Data excerpts:
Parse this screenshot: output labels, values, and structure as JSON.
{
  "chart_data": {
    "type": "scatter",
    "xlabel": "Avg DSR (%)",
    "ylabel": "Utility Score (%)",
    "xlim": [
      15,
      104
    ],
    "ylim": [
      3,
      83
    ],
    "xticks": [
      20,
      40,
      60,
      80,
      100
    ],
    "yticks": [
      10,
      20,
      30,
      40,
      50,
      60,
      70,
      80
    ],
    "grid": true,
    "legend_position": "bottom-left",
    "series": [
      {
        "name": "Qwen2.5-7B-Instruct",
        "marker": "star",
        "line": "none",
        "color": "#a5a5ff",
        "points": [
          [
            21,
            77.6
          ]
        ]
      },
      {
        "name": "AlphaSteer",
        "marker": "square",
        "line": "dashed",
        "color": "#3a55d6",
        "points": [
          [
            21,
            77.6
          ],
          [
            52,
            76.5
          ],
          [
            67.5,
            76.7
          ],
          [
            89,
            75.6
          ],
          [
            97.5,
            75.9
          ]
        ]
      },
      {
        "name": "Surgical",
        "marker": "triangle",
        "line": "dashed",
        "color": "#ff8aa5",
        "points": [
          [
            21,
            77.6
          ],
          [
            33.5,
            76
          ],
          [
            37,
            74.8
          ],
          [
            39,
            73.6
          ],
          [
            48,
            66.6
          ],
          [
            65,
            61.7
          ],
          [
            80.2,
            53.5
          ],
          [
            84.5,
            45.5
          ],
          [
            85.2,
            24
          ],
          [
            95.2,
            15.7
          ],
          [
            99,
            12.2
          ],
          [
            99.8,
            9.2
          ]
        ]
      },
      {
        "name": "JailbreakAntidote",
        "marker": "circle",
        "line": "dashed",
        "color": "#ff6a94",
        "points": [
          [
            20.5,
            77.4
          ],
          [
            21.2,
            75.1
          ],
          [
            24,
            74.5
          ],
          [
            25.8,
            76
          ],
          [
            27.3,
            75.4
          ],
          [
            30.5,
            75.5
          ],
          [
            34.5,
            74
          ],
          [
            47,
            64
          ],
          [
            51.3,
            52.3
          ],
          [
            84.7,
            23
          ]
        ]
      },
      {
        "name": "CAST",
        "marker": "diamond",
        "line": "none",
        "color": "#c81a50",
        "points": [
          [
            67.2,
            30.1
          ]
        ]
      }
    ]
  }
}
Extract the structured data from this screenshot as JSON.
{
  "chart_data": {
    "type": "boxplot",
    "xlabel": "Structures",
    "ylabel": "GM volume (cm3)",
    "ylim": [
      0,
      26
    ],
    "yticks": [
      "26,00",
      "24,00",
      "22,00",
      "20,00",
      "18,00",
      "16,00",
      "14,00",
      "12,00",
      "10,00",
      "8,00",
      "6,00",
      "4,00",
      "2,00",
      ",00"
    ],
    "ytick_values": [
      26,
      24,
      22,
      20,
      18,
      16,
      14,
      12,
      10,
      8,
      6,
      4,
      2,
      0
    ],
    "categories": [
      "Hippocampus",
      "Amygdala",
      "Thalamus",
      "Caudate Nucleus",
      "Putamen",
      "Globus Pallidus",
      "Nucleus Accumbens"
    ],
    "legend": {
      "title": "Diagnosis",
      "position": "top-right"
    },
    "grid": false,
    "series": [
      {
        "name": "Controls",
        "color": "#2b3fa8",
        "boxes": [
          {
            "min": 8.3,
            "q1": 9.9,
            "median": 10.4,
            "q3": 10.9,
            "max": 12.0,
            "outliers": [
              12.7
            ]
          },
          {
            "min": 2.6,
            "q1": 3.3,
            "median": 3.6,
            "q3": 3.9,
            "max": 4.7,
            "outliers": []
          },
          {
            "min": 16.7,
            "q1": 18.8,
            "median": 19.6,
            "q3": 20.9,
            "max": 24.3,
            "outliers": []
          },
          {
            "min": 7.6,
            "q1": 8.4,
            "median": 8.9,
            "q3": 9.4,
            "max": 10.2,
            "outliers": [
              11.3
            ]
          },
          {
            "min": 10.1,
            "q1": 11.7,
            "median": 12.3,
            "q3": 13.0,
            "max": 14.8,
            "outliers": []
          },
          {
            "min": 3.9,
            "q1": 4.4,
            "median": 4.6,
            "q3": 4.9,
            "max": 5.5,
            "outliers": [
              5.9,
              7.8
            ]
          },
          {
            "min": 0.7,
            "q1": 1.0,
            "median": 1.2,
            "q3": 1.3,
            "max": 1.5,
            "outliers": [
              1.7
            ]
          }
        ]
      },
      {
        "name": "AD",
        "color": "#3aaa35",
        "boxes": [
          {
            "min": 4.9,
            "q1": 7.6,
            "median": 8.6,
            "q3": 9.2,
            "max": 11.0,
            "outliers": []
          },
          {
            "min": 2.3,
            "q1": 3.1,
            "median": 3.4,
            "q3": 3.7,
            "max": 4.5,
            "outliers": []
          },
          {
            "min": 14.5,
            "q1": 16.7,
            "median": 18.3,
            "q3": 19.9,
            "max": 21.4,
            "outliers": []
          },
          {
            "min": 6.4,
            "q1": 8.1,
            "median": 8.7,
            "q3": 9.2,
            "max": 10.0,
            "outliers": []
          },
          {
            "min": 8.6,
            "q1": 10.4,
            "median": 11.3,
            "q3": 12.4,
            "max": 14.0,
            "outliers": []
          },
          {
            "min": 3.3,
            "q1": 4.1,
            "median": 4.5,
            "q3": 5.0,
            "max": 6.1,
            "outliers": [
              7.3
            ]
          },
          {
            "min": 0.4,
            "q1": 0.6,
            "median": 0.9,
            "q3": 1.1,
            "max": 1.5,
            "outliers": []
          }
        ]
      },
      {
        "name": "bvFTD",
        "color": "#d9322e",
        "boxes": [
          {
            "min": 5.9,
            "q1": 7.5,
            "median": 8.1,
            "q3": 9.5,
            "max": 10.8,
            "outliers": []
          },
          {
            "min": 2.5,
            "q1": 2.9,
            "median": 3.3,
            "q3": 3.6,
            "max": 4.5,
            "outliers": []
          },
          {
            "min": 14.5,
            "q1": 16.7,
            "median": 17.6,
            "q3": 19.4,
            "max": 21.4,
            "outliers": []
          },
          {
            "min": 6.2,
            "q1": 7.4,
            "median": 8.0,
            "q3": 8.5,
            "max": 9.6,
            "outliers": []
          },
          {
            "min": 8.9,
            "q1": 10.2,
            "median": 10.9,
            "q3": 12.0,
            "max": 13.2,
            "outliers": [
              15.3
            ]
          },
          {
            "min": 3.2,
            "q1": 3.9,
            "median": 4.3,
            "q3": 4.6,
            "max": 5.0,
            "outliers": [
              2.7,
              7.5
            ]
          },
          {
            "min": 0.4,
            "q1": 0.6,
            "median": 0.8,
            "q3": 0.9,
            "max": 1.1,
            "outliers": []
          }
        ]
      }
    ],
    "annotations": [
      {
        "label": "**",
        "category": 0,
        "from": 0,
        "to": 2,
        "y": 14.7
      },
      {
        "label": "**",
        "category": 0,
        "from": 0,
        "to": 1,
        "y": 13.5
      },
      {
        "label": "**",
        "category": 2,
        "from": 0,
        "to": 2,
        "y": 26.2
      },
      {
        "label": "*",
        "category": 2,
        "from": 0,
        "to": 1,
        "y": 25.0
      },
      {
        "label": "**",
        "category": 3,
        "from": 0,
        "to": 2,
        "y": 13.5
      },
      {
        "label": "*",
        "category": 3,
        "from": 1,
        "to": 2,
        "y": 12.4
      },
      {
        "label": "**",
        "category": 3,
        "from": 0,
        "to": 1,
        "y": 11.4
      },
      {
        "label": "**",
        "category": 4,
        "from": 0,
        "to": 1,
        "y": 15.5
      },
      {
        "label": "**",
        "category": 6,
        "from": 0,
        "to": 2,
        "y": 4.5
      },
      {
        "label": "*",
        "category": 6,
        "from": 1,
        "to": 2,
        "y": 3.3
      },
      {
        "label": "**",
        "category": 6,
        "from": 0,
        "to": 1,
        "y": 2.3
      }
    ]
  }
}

What to do:
Go through the material above and copy each line that has the word "marker".

Full solution:
        "marker": "star",
        "marker": "square",
        "marker": "triangle",
        "marker": "circle",
        "marker": "diamond",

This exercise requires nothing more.